GIVEN PROBLEM. Copy out all lines that hold "text".

[Source records]
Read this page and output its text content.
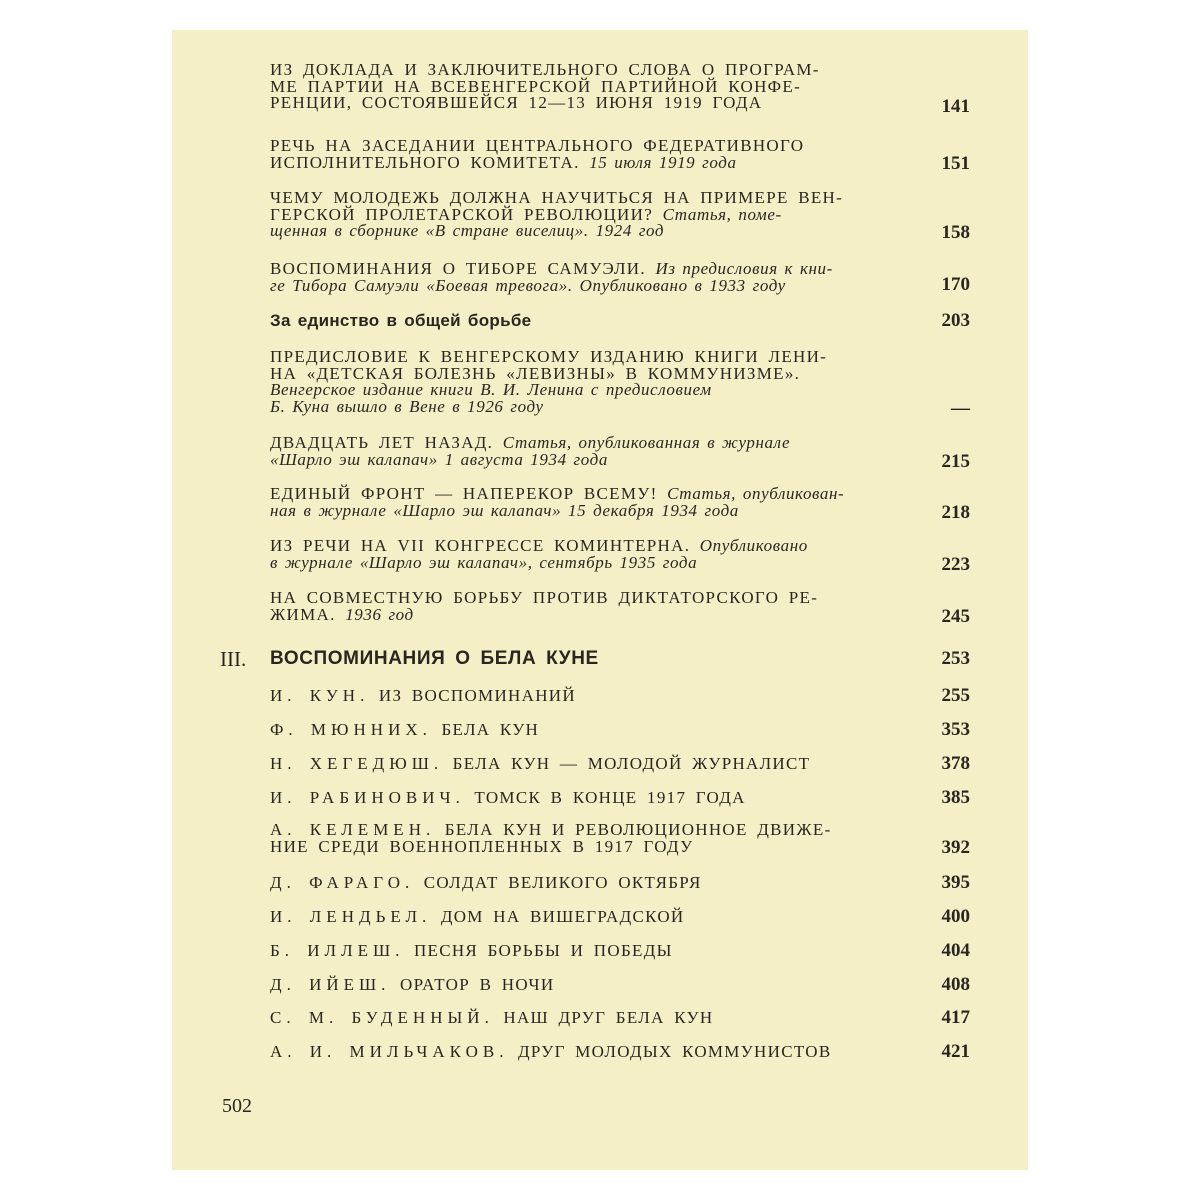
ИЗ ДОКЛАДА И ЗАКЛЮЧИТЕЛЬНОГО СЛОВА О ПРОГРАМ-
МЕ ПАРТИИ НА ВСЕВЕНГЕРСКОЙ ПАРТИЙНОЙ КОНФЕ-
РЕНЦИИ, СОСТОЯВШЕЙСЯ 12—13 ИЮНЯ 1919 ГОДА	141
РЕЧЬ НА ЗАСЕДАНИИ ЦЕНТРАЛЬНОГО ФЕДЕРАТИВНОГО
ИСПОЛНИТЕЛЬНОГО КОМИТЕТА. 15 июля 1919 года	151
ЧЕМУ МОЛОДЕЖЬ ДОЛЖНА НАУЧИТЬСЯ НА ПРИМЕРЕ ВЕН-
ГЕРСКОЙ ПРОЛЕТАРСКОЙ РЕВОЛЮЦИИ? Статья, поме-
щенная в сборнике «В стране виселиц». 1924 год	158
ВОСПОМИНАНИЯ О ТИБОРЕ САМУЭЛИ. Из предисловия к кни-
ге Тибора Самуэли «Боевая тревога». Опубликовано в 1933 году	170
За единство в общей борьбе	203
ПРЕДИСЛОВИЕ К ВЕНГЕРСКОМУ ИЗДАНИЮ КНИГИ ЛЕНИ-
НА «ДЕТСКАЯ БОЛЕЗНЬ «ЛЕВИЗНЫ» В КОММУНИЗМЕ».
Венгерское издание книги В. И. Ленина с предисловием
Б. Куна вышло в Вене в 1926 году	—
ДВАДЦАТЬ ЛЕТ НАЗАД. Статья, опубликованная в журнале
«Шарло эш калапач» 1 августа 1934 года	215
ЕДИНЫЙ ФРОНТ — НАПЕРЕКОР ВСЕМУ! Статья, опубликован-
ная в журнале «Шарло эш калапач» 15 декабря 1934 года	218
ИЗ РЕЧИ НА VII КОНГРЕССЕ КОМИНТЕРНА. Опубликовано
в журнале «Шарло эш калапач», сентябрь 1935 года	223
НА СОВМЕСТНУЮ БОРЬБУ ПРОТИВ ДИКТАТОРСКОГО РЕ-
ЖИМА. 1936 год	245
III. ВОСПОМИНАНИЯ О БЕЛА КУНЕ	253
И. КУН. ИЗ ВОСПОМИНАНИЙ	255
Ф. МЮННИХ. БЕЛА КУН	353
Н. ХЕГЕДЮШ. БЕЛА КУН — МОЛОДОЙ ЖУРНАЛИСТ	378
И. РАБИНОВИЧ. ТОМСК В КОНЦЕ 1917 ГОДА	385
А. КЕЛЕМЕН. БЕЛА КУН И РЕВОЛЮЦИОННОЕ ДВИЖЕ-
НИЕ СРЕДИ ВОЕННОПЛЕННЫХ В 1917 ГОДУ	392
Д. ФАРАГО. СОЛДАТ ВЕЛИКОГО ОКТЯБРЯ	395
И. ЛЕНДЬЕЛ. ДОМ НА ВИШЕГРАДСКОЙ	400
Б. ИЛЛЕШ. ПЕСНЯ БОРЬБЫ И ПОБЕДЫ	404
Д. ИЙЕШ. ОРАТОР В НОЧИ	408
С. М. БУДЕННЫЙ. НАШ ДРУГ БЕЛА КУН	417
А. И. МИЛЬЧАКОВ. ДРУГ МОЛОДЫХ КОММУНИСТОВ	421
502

---

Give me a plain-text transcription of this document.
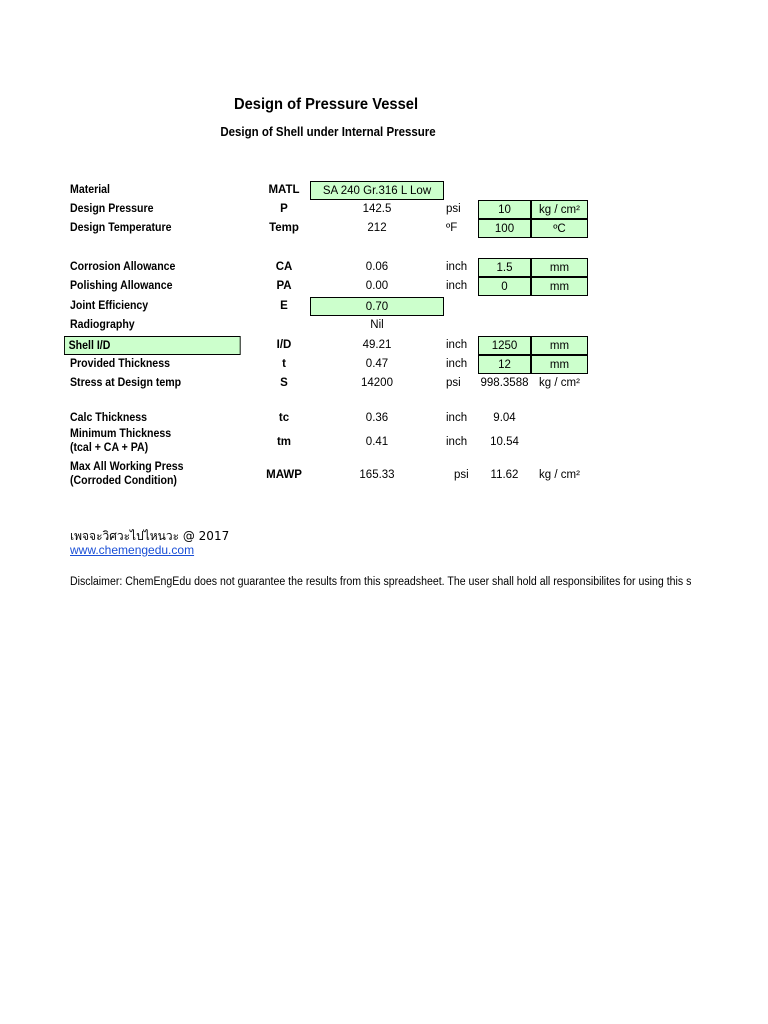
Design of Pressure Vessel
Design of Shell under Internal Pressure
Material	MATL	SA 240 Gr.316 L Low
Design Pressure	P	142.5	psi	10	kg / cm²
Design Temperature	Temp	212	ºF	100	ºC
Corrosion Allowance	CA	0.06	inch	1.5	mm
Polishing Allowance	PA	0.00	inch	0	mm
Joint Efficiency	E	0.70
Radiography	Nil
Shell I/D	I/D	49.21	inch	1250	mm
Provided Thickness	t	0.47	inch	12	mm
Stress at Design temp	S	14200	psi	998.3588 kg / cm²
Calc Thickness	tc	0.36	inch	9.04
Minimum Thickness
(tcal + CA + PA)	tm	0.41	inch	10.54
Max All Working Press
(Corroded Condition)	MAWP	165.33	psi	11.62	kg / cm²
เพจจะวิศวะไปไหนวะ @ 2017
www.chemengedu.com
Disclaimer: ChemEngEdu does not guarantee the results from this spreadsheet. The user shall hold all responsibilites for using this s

SOLUTION FOR THIS PROBLEM.
Read this page and output its text content.
Give me a plain-text transcription of this document.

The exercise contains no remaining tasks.